Gather, from the data below, each line in which the word "sign" occurs.

Records from a collection:
****************

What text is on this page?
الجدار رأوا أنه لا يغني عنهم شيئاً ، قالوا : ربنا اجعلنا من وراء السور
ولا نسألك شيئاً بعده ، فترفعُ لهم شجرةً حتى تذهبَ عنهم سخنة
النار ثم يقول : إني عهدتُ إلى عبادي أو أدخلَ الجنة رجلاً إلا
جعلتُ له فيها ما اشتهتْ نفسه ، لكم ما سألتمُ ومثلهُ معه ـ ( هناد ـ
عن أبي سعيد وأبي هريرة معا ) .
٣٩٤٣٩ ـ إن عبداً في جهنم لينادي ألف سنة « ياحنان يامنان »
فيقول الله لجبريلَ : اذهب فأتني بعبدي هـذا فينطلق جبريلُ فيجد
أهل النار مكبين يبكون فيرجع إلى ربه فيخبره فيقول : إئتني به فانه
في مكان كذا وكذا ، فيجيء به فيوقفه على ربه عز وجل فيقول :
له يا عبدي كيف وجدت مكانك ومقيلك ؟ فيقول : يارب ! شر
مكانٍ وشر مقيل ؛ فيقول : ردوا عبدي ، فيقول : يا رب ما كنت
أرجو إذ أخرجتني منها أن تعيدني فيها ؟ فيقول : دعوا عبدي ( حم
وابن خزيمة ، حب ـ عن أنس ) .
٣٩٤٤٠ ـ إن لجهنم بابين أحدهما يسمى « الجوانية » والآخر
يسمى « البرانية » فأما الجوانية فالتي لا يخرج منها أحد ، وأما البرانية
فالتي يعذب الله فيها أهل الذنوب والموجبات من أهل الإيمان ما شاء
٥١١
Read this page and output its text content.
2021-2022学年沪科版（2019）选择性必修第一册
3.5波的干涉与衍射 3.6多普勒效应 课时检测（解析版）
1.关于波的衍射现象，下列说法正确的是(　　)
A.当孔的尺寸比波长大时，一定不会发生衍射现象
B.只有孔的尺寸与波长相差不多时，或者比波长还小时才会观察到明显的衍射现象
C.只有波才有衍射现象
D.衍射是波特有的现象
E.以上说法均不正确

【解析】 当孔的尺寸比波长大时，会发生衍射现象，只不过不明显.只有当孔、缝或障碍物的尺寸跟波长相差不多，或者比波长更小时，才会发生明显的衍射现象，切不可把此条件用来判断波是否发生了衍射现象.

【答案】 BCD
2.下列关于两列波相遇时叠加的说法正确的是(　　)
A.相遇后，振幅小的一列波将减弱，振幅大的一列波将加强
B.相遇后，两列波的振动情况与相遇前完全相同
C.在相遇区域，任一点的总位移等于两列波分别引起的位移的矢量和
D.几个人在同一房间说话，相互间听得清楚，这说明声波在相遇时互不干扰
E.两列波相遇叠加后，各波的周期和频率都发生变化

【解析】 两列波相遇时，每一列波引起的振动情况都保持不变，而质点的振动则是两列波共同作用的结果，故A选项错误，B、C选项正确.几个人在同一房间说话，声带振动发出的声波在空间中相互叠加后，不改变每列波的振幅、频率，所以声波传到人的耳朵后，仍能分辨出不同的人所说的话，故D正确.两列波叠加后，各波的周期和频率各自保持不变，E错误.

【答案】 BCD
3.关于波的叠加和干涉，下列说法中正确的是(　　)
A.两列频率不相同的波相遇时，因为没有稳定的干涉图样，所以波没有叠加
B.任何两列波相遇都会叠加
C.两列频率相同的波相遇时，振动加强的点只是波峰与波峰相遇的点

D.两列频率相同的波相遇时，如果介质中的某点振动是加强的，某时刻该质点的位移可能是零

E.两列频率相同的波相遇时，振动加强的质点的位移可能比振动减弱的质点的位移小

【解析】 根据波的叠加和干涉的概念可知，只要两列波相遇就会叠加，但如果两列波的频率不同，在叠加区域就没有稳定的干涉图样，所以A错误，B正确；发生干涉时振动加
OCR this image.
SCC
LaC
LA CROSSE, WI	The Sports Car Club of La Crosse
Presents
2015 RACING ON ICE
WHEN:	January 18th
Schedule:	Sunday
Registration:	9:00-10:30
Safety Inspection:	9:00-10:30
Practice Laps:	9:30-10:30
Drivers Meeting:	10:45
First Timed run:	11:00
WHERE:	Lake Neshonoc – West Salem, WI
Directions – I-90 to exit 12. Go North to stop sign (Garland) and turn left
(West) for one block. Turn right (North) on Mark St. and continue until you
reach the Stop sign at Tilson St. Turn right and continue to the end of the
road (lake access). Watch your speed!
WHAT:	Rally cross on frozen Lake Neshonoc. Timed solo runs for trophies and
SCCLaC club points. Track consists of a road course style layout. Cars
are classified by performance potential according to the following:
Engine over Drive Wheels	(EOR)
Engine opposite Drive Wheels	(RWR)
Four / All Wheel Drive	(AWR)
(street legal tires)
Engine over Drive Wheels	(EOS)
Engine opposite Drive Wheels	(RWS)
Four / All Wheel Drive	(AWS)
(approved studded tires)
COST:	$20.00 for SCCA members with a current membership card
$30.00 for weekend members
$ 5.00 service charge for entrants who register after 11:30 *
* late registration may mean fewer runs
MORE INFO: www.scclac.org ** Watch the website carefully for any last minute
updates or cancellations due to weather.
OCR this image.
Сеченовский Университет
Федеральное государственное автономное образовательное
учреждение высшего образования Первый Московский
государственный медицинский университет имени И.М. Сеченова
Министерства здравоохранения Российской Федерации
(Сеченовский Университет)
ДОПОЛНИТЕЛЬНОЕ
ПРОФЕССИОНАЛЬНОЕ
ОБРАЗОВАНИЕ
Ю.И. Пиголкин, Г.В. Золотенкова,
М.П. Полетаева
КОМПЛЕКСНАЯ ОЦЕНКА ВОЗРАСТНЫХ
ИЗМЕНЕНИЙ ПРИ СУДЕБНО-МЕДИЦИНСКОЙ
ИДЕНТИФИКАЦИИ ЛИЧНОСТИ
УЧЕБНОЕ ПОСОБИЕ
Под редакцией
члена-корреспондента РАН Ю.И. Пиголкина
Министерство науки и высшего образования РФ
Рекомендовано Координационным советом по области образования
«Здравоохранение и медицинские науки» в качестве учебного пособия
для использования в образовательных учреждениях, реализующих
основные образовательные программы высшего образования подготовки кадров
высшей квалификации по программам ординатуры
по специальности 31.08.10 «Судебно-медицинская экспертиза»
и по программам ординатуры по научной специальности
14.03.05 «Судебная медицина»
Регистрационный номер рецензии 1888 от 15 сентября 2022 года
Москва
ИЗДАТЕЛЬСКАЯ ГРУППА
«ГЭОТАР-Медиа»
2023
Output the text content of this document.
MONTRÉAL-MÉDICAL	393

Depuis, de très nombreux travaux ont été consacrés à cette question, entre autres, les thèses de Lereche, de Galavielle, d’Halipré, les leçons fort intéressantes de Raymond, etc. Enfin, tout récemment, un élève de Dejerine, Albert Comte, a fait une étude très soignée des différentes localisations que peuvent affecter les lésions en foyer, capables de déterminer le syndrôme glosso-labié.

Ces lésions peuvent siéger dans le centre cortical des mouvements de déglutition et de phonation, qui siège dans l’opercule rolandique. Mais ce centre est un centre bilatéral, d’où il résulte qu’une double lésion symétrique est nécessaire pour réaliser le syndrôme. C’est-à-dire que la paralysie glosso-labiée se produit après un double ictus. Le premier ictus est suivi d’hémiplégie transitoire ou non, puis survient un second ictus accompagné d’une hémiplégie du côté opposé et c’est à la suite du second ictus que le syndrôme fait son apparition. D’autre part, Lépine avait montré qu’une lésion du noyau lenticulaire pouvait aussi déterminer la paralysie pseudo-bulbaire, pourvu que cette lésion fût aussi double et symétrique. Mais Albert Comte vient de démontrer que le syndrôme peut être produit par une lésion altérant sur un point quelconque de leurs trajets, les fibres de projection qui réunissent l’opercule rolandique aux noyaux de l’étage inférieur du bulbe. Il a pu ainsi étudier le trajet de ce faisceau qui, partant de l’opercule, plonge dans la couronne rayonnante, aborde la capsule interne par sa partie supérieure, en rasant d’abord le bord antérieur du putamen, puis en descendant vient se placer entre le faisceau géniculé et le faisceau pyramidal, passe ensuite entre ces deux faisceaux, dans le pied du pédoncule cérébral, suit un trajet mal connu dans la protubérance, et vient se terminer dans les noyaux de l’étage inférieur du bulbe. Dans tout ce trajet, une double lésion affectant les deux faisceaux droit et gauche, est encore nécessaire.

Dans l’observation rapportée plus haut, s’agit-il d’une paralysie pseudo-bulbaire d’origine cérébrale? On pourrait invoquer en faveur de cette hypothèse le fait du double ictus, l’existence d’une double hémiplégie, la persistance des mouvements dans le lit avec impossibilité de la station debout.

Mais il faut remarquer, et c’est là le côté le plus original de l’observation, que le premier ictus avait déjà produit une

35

****************

→ Answer to the exercise
Directions – I-90 to exit 12. Go North to stop sign (Garland) and turn left
reach the Stop sign at Tilson St. Turn right and continue to the end of the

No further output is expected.